*** Opening Selected extract ***

Archetypes as universal patterns of the psyche
Jung argued that the deeper layers of the unconscious aren’t personal — they’re shared across humanity, organized into recurring archetypes. The Hero, the Shadow, the Anima/Animus, the Self. Every culture, every era, finds the same characters. InnerOS takes ten of the most clinically-resonant archetypes and lets them speak, one at a time, in your daily journal.
- Jung, C. G. (1959). The Archetypes and the Collective Unconscious (Collected Works, Vol. 9, Part 1). Princeton University Press. The foundational text — Jung’s clinical and theoretical formulation of archetypes.
Why dialogue heals: Playback Theatre
Playback Theatre is a 50-year-old therapeutic theatre form. Audience members share a personal story; performers immediately enact it back as a piece of theatre. The witnessing, re-enactment, and audience reflection produce measurable therapeutic effects — including reductions in anxiety, PTSD, and depression. InnerOS is, in a literal sense, playback theatre digitalized: you share the topic, the archetypes enact perspectives, you witness and integrate.

*** Closing Selected extract ***
*** Opening Extracted information ***

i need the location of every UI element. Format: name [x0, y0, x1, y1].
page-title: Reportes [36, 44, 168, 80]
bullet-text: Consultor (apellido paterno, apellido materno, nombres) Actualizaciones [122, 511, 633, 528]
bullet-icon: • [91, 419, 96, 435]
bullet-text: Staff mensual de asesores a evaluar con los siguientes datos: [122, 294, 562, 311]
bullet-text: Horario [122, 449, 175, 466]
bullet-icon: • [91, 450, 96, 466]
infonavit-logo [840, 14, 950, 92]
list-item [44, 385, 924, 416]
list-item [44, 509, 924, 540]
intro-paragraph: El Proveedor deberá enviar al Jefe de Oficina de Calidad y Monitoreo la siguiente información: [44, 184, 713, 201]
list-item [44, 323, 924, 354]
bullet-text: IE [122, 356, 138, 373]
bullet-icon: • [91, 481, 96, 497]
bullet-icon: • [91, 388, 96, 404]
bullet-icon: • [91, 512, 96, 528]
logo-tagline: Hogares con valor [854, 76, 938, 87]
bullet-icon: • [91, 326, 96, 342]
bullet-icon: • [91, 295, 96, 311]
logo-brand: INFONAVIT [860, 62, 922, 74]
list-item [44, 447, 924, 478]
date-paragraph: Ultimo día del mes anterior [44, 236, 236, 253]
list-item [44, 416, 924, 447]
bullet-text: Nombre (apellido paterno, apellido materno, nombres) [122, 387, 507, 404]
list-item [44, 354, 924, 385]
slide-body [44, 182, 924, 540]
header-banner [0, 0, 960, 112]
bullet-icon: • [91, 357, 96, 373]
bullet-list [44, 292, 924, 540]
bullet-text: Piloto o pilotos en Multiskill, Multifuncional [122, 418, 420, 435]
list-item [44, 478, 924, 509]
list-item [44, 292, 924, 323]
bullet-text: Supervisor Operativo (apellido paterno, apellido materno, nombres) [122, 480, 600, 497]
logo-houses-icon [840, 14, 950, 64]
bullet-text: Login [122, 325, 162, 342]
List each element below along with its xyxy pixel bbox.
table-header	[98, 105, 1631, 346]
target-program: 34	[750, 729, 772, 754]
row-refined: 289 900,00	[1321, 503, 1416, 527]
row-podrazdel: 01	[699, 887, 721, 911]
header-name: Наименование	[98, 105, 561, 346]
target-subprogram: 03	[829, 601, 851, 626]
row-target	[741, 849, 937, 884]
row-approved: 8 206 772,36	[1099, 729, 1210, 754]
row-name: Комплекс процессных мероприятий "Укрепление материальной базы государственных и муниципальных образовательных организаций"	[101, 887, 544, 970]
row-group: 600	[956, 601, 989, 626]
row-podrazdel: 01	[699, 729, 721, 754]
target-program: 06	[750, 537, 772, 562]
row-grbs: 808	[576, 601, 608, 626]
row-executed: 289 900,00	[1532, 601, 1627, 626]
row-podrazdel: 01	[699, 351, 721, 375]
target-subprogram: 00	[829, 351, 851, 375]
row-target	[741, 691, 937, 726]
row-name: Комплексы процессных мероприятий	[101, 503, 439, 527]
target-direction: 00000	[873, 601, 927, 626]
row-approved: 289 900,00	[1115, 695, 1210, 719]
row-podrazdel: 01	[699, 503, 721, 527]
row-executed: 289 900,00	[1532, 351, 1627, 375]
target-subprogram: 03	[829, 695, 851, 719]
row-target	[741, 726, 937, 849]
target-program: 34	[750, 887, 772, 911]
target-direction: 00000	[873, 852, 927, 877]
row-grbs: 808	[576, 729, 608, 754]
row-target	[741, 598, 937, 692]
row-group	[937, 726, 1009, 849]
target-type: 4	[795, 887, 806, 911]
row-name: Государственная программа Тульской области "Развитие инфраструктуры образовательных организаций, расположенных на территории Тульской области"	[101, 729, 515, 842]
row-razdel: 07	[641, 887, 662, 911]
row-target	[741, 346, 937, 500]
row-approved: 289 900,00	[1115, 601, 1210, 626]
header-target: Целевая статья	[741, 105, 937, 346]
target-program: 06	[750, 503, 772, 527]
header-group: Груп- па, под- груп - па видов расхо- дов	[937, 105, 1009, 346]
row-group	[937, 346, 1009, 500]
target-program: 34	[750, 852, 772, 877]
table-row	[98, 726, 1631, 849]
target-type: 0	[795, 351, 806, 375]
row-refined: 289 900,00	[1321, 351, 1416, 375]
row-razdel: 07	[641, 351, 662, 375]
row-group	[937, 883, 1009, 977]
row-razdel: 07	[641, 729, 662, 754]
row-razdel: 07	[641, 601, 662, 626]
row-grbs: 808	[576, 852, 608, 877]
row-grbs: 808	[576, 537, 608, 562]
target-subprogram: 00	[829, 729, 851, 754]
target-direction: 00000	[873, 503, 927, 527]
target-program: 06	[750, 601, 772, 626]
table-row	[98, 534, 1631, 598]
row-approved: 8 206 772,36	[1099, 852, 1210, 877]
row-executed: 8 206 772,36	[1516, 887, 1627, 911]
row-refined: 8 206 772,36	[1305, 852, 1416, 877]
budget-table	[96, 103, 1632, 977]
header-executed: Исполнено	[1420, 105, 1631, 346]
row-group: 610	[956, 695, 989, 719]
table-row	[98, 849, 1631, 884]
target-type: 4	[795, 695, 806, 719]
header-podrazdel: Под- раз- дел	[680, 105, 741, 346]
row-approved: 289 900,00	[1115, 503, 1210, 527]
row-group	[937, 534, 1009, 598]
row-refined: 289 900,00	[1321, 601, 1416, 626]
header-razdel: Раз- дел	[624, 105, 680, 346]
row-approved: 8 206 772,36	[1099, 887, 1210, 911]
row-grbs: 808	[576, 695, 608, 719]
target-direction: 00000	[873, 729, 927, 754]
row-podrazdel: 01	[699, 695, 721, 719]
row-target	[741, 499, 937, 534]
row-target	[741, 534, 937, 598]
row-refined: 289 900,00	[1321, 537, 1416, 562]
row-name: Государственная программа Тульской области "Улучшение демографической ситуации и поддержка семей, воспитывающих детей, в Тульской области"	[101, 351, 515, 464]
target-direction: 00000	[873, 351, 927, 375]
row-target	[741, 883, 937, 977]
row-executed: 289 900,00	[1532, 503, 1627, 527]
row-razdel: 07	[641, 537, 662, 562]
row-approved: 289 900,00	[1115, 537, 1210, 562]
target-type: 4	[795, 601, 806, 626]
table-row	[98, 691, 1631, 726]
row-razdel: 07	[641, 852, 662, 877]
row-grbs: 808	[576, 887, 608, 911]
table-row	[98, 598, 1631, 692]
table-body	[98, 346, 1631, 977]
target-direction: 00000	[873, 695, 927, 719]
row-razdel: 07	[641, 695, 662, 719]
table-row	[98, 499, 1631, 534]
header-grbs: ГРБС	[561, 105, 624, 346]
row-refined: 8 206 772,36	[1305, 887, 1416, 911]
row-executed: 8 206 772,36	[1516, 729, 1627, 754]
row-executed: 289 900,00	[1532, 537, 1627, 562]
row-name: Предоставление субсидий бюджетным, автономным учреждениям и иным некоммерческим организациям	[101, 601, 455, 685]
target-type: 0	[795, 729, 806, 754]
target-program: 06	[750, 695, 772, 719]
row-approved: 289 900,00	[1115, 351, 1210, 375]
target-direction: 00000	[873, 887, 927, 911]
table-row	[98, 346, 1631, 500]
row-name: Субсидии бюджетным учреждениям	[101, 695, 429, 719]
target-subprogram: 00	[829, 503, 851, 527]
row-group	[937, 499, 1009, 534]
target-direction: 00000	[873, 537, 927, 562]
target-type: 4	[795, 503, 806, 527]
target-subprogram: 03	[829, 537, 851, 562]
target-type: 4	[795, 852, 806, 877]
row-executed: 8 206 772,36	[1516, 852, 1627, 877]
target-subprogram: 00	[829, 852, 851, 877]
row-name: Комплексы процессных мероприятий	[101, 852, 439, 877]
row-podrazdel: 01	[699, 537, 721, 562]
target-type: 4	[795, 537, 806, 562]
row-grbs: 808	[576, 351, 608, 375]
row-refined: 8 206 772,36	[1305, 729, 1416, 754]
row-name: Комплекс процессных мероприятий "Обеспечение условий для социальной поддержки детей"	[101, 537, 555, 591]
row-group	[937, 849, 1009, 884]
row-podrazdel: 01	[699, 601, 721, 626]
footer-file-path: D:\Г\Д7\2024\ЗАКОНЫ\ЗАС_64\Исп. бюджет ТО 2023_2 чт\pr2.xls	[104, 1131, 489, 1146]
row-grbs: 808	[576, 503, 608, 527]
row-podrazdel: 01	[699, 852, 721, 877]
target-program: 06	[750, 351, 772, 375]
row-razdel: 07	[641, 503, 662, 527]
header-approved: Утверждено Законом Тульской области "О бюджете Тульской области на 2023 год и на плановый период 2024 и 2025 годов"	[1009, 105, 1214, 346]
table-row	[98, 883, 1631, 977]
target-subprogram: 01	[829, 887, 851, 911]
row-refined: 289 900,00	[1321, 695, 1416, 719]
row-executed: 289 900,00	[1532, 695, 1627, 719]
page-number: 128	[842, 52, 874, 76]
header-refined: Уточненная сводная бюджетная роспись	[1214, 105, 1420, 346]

*** Closing Extracted information ***

=== Task set ===
(A) In the archetypes passage, how many years old is Playback Theatre said to be?
(B) Write a continuation of the archetypes passage that picks up after its final sentence.

=== Answers for each item ===
(A) It is described as a 50-year-old therapeutic theatre form.

(B)
Playback Theatre reduces anxiety and PTSD
In a study of survivors of Hurricane Harvey, anxiety and PTSD symptoms decreased significantly after a series of four playback theatre performances. The active ingredient: when a story is shared, witnessed, and given form by performers, the original teller can see it from outside — the same externalization mechanism that makes narrative therapy work.
- Playback Theatre applications: A systematic review of literature (2024). The Arts in Psychotherapy. Read systematic review
How InnerOS combines them
An InnerOS council session is, structurally, a single round of playback theatre with the IFS parts model as the cast.
You share a topic — the way an audience member would share a story. The 10 archetypes (the cast comes from Jung; each one carries a parts-model role from IFS: manager, firefighter, exile, self-witness) respond, in their own voices. You read what each part wants, fears, and protects. You name what’s been driving the back-and-forth in your head all week. You leave with a concrete next step.
IFS gives the architecture. Jung gives the cast. Playback gives the form. AI makes it available in 10 minutes, on your phone, at 11pm when you can’t sleep.
The conventional version of this work — IFS therapy plus group expressive arts therapy — costs $200–500 per session and runs on a therapist’s schedule. Most overthinkers don’t need a diagnosis; they need a daily structured way to hear themselves. That’s the gap InnerOS was built for.
What InnerOS is — and isn’t
We say what’s true and what isn’t. We’d rather you trust us than oversell.
InnerOS is grounded in evidence-based traditions
The three traditions behind InnerOS — IFS therapy, Jungian archetypal psychology, and Playback Theatre — all have decades of clinical and empirical research supporting their therapeutic effects (cited above).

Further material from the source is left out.